What the task asks: Using the data below, repeat all of it precisely.

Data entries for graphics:
[Start]
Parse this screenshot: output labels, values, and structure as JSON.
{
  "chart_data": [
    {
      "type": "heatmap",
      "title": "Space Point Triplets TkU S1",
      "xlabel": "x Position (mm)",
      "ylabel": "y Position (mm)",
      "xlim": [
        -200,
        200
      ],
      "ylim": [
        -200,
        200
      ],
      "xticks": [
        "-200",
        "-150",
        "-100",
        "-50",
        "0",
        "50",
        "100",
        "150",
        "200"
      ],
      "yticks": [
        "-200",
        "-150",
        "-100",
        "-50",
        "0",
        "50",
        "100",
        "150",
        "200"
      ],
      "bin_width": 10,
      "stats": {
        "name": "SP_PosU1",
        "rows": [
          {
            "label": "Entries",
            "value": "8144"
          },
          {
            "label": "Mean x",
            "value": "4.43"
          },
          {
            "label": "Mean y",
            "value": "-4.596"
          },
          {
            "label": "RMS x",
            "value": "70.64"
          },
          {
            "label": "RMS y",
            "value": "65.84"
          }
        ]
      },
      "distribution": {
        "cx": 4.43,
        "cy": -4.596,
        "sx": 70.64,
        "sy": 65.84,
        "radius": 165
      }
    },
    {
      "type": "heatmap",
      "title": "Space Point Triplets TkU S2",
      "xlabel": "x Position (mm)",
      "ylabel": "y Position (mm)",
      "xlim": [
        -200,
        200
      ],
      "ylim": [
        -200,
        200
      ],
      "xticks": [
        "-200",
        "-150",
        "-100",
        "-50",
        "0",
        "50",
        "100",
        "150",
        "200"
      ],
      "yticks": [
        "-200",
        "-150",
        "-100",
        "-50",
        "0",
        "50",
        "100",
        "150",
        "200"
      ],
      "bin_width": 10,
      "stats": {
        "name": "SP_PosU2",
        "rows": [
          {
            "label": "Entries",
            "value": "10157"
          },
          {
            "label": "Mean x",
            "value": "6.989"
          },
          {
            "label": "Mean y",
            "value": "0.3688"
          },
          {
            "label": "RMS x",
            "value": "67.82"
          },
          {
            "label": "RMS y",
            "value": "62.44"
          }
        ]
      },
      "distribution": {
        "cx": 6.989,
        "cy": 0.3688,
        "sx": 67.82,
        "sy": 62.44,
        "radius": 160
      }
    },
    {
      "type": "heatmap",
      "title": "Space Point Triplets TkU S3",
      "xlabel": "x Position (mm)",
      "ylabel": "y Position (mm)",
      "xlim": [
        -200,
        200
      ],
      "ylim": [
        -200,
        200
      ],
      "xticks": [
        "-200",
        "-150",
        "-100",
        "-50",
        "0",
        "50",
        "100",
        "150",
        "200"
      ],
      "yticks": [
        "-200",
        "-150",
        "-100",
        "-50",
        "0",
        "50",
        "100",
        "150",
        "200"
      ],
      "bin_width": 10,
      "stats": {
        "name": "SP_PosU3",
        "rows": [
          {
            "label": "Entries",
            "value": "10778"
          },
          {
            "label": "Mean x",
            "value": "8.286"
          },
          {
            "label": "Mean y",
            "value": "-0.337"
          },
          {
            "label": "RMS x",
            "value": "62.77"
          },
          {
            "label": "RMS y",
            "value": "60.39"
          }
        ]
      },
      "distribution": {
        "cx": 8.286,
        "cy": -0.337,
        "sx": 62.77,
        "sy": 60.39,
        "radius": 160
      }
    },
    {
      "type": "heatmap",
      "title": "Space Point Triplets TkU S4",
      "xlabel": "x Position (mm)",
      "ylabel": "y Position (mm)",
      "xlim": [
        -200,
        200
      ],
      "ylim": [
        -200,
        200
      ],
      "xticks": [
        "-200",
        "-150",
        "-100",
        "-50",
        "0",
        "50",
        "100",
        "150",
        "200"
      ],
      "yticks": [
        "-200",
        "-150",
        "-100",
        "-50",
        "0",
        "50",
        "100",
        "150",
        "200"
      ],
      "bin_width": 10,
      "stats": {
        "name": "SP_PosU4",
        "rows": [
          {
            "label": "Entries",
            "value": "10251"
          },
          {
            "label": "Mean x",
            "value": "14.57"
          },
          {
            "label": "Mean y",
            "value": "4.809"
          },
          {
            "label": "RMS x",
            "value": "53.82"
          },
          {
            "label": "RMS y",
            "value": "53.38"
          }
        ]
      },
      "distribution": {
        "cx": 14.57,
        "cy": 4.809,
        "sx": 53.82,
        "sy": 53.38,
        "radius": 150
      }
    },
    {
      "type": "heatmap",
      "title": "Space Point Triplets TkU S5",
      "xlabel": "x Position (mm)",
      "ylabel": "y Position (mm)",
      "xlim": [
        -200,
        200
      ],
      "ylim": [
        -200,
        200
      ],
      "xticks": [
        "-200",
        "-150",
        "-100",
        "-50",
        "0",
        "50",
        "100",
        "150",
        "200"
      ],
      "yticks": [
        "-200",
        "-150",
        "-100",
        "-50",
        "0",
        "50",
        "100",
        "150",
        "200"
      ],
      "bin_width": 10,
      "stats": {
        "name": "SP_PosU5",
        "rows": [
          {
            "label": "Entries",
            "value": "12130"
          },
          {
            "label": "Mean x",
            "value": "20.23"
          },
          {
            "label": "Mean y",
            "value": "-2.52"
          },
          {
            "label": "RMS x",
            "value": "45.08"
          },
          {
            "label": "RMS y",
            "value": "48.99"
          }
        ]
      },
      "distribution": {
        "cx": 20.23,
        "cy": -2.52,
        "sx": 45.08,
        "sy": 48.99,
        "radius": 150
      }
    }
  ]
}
[End]
Task response:
Parse this screenshot: output labels, values, and structure as JSON.
{
  "chart_data": [
    {
      "type": "heatmap",
      "title": "Space Point Triplets TkU S1",
      "xlabel": "x Position (mm)",
      "ylabel": "y Position (mm)",
      "xlim": [
        -200,
        200
      ],
      "ylim": [
        -200,
        200
      ],
      "xticks": [
        "-200",
        "-150",
        "-100",
        "-50",
        "0",
        "50",
        "100",
        "150",
        "200"
      ],
      "yticks": [
        "-200",
        "-150",
        "-100",
        "-50",
        "0",
        "50",
        "100",
        "150",
        "200"
      ],
      "bin_width": 10,
      "stats": {
        "name": "SP_PosU1",
        "rows": [
          {
            "label": "Entries",
            "value": "8144"
          },
          {
            "label": "Mean x",
            "value": "4.43"
          },
          {
            "label": "Mean y",
            "value": "-4.596"
          },
          {
            "label": "RMS x",
            "value": "70.64"
          },
          {
            "label": "RMS y",
            "value": "65.84"
          }
        ]
      },
      "distribution": {
        "cx": 4.43,
        "cy": -4.596,
        "sx": 70.64,
        "sy": 65.84,
        "radius": 165
      }
    },
    {
      "type": "heatmap",
      "title": "Space Point Triplets TkU S2",
      "xlabel": "x Position (mm)",
      "ylabel": "y Position (mm)",
      "xlim": [
        -200,
        200
      ],
      "ylim": [
        -200,
        200
      ],
      "xticks": [
        "-200",
        "-150",
        "-100",
        "-50",
        "0",
        "50",
        "100",
        "150",
        "200"
      ],
      "yticks": [
        "-200",
        "-150",
        "-100",
        "-50",
        "0",
        "50",
        "100",
        "150",
        "200"
      ],
      "bin_width": 10,
      "stats": {
        "name": "SP_PosU2",
        "rows": [
          {
            "label": "Entries",
            "value": "10157"
          },
          {
            "label": "Mean x",
            "value": "6.989"
          },
          {
            "label": "Mean y",
            "value": "0.3688"
          },
          {
            "label": "RMS x",
            "value": "67.82"
          },
          {
            "label": "RMS y",
            "value": "62.44"
          }
        ]
      },
      "distribution": {
        "cx": 6.989,
        "cy": 0.3688,
        "sx": 67.82,
        "sy": 62.44,
        "radius": 160
      }
    },
    {
      "type": "heatmap",
      "title": "Space Point Triplets TkU S3",
      "xlabel": "x Position (mm)",
      "ylabel": "y Position (mm)",
      "xlim": [
        -200,
        200
      ],
      "ylim": [
        -200,
        200
      ],
      "xticks": [
        "-200",
        "-150",
        "-100",
        "-50",
        "0",
        "50",
        "100",
        "150",
        "200"
      ],
      "yticks": [
        "-200",
        "-150",
        "-100",
        "-50",
        "0",
        "50",
        "100",
        "150",
        "200"
      ],
      "bin_width": 10,
      "stats": {
        "name": "SP_PosU3",
        "rows": [
          {
            "label": "Entries",
            "value": "10778"
          },
          {
            "label": "Mean x",
            "value": "8.286"
          },
          {
            "label": "Mean y",
            "value": "-0.337"
          },
          {
            "label": "RMS x",
            "value": "62.77"
          },
          {
            "label": "RMS y",
            "value": "60.39"
          }
        ]
      },
      "distribution": {
        "cx": 8.286,
        "cy": -0.337,
        "sx": 62.77,
        "sy": 60.39,
        "radius": 160
      }
    },
    {
      "type": "heatmap",
      "title": "Space Point Triplets TkU S4",
      "xlabel": "x Position (mm)",
      "ylabel": "y Position (mm)",
      "xlim": [
        -200,
        200
      ],
      "ylim": [
        -200,
        200
      ],
      "xticks": [
        "-200",
        "-150",
        "-100",
        "-50",
        "0",
        "50",
        "100",
        "150",
        "200"
      ],
      "yticks": [
        "-200",
        "-150",
        "-100",
        "-50",
        "0",
        "50",
        "100",
        "150",
        "200"
      ],
      "bin_width": 10,
      "stats": {
        "name": "SP_PosU4",
        "rows": [
          {
            "label": "Entries",
            "value": "10251"
          },
          {
            "label": "Mean x",
            "value": "14.57"
          },
          {
            "label": "Mean y",
            "value": "4.809"
          },
          {
            "label": "RMS x",
            "value": "53.82"
          },
          {
            "label": "RMS y",
            "value": "53.38"
          }
        ]
      },
      "distribution": {
        "cx": 14.57,
        "cy": 4.809,
        "sx": 53.82,
        "sy": 53.38,
        "radius": 150
      }
    },
    {
      "type": "heatmap",
      "title": "Space Point Triplets TkU S5",
      "xlabel": "x Position (mm)",
      "ylabel": "y Position (mm)",
      "xlim": [
        -200,
        200
      ],
      "ylim": [
        -200,
        200
      ],
      "xticks": [
        "-200",
        "-150",
        "-100",
        "-50",
        "0",
        "50",
        "100",
        "150",
        "200"
      ],
      "yticks": [
        "-200",
        "-150",
        "-100",
        "-50",
        "0",
        "50",
        "100",
        "150",
        "200"
      ],
      "bin_width": 10,
      "stats": {
        "name": "SP_PosU5",
        "rows": [
          {
            "label": "Entries",
            "value": "12130"
          },
          {
            "label": "Mean x",
            "value": "20.23"
          },
          {
            "label": "Mean y",
            "value": "-2.52"
          },
          {
            "label": "RMS x",
            "value": "45.08"
          },
          {
            "label": "RMS y",
            "value": "48.99"
          }
        ]
      },
      "distribution": {
        "cx": 20.23,
        "cy": -2.52,
        "sx": 45.08,
        "sy": 48.99,
        "radius": 150
      }
    }
  ]
}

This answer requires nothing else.